[Saved entries]
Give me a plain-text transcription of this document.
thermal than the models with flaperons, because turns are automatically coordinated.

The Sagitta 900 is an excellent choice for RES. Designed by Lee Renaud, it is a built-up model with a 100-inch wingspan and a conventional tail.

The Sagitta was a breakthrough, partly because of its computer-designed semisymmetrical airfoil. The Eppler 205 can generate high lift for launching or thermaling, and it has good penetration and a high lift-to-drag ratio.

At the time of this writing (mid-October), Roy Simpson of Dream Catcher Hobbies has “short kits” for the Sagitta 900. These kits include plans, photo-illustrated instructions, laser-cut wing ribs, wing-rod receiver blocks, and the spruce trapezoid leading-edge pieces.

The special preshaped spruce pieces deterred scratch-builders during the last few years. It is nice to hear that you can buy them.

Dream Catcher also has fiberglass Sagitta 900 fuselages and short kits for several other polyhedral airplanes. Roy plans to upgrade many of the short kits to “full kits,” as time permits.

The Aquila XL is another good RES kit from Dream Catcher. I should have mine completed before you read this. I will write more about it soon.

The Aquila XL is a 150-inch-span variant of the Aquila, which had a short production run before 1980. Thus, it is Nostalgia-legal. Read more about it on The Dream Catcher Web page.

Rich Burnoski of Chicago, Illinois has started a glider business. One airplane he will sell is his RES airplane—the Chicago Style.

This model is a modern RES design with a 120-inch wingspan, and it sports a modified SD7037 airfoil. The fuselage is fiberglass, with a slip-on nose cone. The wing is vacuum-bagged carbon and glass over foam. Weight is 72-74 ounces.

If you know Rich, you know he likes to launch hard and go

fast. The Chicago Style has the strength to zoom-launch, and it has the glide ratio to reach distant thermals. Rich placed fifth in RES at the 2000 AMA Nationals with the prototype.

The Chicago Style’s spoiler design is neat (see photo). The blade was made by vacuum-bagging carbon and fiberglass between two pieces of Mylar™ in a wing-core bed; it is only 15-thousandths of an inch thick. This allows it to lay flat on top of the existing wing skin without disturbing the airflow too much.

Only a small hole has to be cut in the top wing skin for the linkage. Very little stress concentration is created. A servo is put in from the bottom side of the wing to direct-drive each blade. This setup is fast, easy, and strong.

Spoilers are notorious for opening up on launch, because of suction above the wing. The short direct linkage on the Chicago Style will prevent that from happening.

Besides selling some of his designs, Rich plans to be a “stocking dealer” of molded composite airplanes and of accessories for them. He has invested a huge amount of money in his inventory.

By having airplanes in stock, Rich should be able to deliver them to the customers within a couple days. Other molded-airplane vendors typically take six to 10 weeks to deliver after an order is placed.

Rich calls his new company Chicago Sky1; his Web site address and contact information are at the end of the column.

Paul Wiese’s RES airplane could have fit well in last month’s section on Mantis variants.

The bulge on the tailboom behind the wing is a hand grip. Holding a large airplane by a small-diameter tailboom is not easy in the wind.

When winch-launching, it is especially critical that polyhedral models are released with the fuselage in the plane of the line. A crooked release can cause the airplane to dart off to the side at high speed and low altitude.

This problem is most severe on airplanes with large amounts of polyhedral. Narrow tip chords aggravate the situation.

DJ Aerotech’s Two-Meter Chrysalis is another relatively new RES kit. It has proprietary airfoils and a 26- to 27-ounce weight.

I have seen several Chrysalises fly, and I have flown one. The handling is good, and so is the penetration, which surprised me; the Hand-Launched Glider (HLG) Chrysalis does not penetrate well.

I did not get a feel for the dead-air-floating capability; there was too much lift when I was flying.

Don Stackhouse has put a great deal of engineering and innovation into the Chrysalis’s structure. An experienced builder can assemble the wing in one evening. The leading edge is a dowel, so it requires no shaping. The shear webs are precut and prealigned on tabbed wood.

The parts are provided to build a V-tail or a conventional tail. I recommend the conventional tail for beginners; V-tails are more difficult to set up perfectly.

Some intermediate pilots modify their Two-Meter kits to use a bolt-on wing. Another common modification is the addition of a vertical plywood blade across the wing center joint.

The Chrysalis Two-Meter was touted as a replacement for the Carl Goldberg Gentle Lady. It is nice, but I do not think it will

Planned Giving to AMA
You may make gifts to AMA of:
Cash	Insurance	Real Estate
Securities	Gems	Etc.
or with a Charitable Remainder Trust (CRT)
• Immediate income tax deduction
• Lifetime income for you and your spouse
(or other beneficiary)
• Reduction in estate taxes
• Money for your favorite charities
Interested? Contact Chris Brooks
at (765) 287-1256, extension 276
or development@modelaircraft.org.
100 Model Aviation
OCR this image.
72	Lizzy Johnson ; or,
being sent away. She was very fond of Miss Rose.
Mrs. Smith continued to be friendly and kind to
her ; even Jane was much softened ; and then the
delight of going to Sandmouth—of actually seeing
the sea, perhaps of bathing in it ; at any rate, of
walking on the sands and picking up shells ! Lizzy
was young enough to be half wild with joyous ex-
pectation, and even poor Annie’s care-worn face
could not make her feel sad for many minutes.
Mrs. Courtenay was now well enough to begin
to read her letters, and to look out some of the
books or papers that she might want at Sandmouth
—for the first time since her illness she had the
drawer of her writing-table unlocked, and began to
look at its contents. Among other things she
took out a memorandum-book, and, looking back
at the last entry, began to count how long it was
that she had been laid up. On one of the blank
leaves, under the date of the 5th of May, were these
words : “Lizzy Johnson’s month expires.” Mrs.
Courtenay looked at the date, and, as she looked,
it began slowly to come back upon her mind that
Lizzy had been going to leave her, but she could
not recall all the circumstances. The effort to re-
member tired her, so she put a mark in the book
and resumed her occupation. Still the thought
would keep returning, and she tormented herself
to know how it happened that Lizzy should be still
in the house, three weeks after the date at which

- Task instructions
Return each line in the records that holds the string "edge".

- Final result
At the time of this writing (mid-October), Roy Simpson of Dream Catcher Hobbies has “short kits” for the Sagitta 900. These kits include plans, photo-illustrated instructions, laser-cut wing ribs, wing-rod receiver blocks, and the spruce trapezoid leading-edge pieces.
Don Stackhouse has put a great deal of engineering and innovation into the Chrysalis’s structure. An experienced builder can assemble the wing in one evening. The leading edge is a dowel, so it requires no shaping. The shear webs are precut and prealigned on tabbed wood.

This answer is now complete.